**TASK**
Quote the data below in full, please, without altering anything.

**RECORD SET**
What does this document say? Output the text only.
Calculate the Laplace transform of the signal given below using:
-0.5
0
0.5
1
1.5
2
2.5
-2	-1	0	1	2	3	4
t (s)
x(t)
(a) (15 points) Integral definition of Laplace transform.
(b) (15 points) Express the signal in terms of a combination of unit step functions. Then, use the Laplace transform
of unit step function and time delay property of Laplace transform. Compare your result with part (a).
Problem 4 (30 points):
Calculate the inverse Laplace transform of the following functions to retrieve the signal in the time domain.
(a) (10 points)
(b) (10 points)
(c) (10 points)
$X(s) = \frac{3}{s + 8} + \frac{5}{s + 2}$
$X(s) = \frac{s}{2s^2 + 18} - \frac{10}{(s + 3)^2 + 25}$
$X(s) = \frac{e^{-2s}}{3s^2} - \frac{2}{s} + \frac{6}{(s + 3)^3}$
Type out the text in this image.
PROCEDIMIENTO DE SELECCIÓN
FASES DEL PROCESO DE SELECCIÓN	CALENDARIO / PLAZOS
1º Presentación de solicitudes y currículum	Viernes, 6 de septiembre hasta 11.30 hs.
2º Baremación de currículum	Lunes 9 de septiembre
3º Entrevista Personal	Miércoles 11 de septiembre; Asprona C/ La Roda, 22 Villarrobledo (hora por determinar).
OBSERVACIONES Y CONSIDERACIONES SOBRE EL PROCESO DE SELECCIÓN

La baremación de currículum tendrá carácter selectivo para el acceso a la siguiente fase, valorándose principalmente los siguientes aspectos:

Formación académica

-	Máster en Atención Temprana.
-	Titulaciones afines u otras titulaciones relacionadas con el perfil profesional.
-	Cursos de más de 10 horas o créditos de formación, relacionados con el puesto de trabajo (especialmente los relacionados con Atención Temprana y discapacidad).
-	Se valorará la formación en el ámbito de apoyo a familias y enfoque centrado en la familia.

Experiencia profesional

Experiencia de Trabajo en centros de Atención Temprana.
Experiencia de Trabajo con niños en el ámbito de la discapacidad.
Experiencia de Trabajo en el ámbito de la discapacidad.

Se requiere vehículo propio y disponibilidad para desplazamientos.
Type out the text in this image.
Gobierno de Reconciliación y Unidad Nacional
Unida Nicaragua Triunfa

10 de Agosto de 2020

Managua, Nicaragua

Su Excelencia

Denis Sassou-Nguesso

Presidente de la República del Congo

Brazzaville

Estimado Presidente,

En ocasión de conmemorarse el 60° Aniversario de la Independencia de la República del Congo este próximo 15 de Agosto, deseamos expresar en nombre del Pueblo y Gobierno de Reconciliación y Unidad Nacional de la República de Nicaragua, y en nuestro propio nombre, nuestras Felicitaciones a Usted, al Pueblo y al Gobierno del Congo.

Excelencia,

**SOLUTION TO THIS TASK**
What does this document say? Output the text only.
Calculate the Laplace transform of the signal given below using:
-0.5
0
0.5
1
1.5
2
2.5
-2	-1	0	1	2	3	4
t (s)
x(t)
(a) (15 points) Integral definition of Laplace transform.
(b) (15 points) Express the signal in terms of a combination of unit step functions. Then, use the Laplace transform
of unit step function and time delay property of Laplace transform. Compare your result with part (a).
Problem 4 (30 points):
Calculate the inverse Laplace transform of the following functions to retrieve the signal in the time domain.
(a) (10 points)
(b) (10 points)
(c) (10 points)
$X(s) = \frac{3}{s + 8} + \frac{5}{s + 2}$
$X(s) = \frac{s}{2s^2 + 18} - \frac{10}{(s + 3)^2 + 25}$
$X(s) = \frac{e^{-2s}}{3s^2} - \frac{2}{s} + \frac{6}{(s + 3)^3}$
Type out the text in this image.
PROCEDIMIENTO DE SELECCIÓN
FASES DEL PROCESO DE SELECCIÓN	CALENDARIO / PLAZOS
1º Presentación de solicitudes y currículum	Viernes, 6 de septiembre hasta 11.30 hs.
2º Baremación de currículum	Lunes 9 de septiembre
3º Entrevista Personal	Miércoles 11 de septiembre; Asprona C/ La Roda, 22 Villarrobledo (hora por determinar).
OBSERVACIONES Y CONSIDERACIONES SOBRE EL PROCESO DE SELECCIÓN

La baremación de currículum tendrá carácter selectivo para el acceso a la siguiente fase, valorándose principalmente los siguientes aspectos:

Formación académica

-	Máster en Atención Temprana.
-	Titulaciones afines u otras titulaciones relacionadas con el perfil profesional.
-	Cursos de más de 10 horas o créditos de formación, relacionados con el puesto de trabajo (especialmente los relacionados con Atención Temprana y discapacidad).
-	Se valorará la formación en el ámbito de apoyo a familias y enfoque centrado en la familia.

Experiencia profesional

Experiencia de Trabajo en centros de Atención Temprana.
Experiencia de Trabajo con niños en el ámbito de la discapacidad.
Experiencia de Trabajo en el ámbito de la discapacidad.

Se requiere vehículo propio y disponibilidad para desplazamientos.
Type out the text in this image.
Gobierno de Reconciliación y Unidad Nacional
Unida Nicaragua Triunfa

10 de Agosto de 2020

Managua, Nicaragua

Su Excelencia

Denis Sassou-Nguesso

Presidente de la República del Congo

Brazzaville

Estimado Presidente,

En ocasión de conmemorarse el 60° Aniversario de la Independencia de la República del Congo este próximo 15 de Agosto, deseamos expresar en nombre del Pueblo y Gobierno de Reconciliación y Unidad Nacional de la República de Nicaragua, y en nuestro propio nombre, nuestras Felicitaciones a Usted, al Pueblo y al Gobierno del Congo.

Excelencia,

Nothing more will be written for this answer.